─── Material for this task ───
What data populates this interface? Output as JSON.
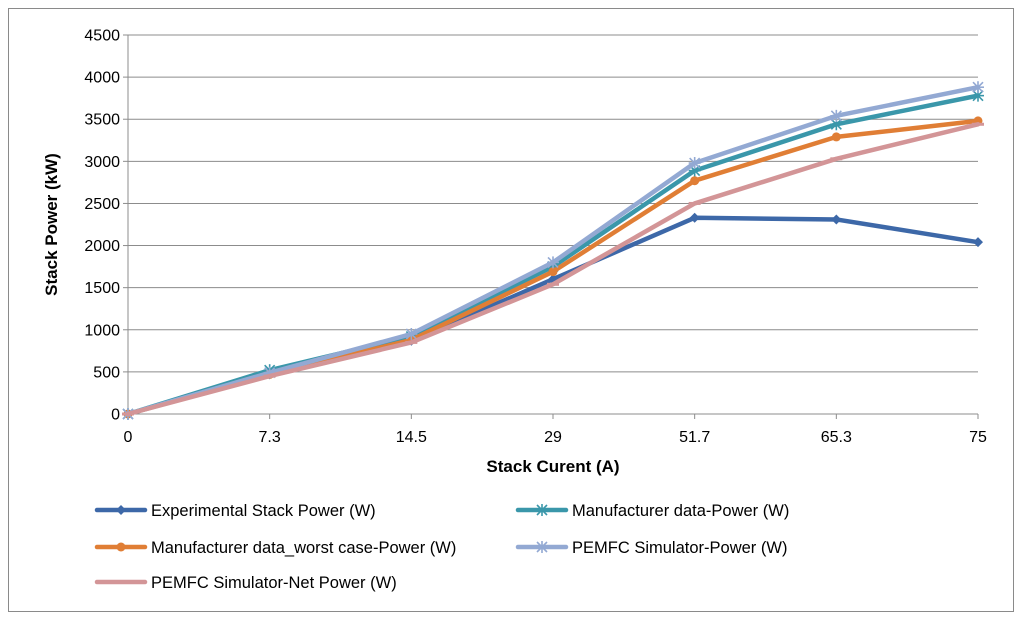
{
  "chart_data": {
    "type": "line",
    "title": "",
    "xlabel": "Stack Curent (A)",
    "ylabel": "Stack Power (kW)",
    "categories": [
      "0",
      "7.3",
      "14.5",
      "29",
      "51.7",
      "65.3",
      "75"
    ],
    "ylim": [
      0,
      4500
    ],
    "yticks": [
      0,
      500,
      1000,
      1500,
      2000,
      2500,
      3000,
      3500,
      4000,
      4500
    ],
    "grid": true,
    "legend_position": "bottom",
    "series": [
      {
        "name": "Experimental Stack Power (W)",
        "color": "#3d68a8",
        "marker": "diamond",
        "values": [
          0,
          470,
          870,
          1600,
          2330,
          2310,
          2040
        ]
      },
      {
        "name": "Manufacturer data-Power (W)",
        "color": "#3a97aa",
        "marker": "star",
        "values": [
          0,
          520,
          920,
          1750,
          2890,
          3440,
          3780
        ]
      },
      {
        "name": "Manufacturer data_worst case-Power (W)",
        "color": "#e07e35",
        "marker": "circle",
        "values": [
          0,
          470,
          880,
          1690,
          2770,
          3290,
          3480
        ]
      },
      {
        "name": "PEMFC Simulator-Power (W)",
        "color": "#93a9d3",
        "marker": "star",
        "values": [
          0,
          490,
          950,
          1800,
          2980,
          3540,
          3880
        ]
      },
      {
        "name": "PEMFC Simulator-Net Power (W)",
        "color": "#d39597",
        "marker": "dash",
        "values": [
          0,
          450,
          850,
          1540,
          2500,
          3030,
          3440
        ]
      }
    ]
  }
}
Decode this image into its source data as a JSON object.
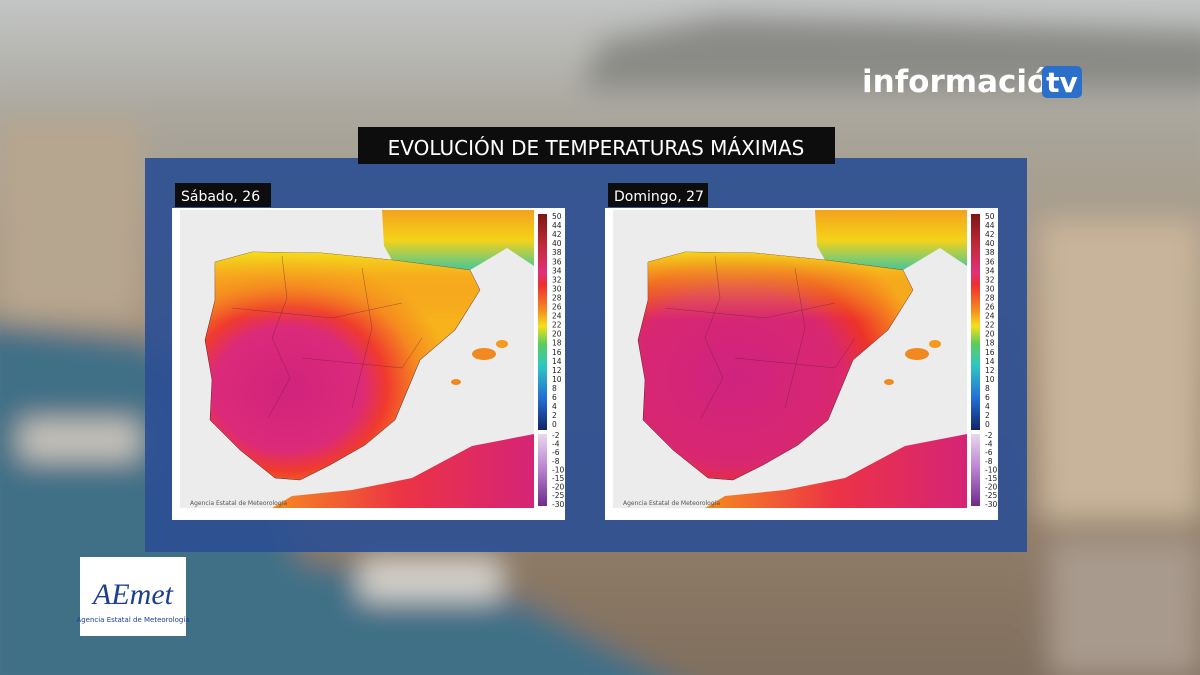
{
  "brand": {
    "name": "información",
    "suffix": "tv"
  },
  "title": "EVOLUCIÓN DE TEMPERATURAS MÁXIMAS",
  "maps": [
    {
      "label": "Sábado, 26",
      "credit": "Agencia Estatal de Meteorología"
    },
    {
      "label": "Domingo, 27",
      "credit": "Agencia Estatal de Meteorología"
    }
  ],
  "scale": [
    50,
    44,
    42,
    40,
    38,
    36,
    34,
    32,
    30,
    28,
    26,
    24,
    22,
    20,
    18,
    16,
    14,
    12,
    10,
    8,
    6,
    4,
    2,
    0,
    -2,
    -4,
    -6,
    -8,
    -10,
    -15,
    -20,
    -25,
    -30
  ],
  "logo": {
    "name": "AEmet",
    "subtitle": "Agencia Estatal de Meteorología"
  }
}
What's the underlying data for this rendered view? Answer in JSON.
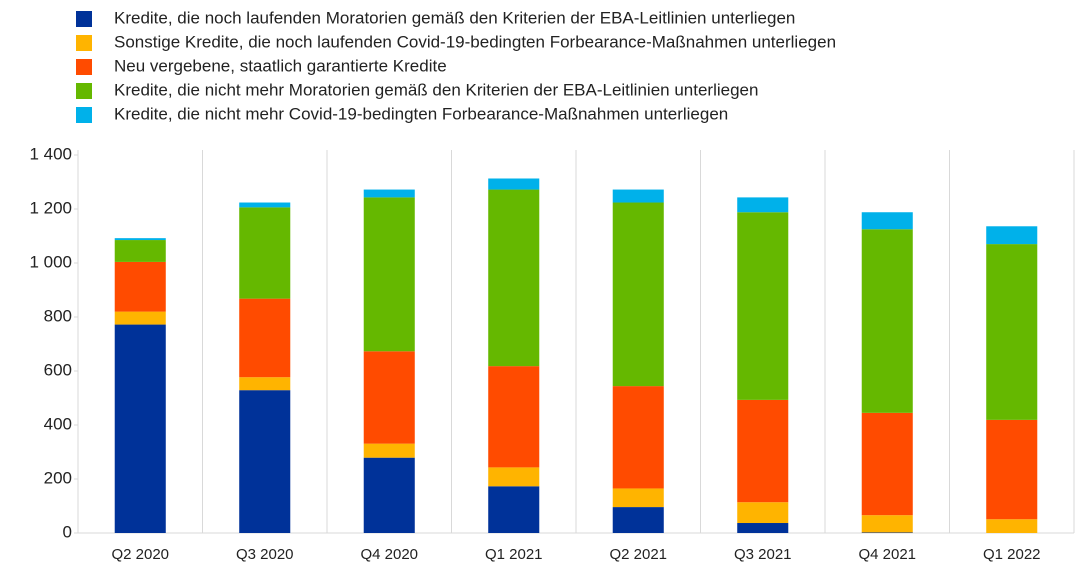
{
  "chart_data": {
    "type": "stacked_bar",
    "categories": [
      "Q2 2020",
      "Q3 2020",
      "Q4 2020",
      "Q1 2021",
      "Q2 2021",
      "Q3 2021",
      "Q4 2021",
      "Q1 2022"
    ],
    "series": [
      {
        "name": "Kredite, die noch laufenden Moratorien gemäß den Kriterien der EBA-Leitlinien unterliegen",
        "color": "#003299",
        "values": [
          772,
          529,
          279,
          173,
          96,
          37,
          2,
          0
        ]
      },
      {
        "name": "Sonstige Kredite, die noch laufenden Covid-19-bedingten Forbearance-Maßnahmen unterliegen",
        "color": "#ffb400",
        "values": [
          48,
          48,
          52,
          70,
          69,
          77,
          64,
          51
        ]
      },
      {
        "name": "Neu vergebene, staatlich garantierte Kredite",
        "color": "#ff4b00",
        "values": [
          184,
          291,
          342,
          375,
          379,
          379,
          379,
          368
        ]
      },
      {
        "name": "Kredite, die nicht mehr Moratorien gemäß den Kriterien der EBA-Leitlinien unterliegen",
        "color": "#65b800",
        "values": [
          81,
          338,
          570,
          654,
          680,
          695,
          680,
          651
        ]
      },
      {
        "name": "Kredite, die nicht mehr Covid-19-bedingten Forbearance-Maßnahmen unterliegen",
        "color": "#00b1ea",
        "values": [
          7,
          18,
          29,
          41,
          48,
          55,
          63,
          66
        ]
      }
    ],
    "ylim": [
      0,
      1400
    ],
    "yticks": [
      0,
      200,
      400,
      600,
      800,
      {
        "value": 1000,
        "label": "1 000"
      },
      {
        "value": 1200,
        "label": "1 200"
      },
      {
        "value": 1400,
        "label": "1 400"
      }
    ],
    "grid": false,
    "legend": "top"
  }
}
───
### [Problem statement]
Copy every line in the entries above that has the string "PEMFC" in it.

### [Solution to this problem]
        "name": "PEMFC Simulator-Power (W)",
        "name": "PEMFC Simulator-Net Power (W)",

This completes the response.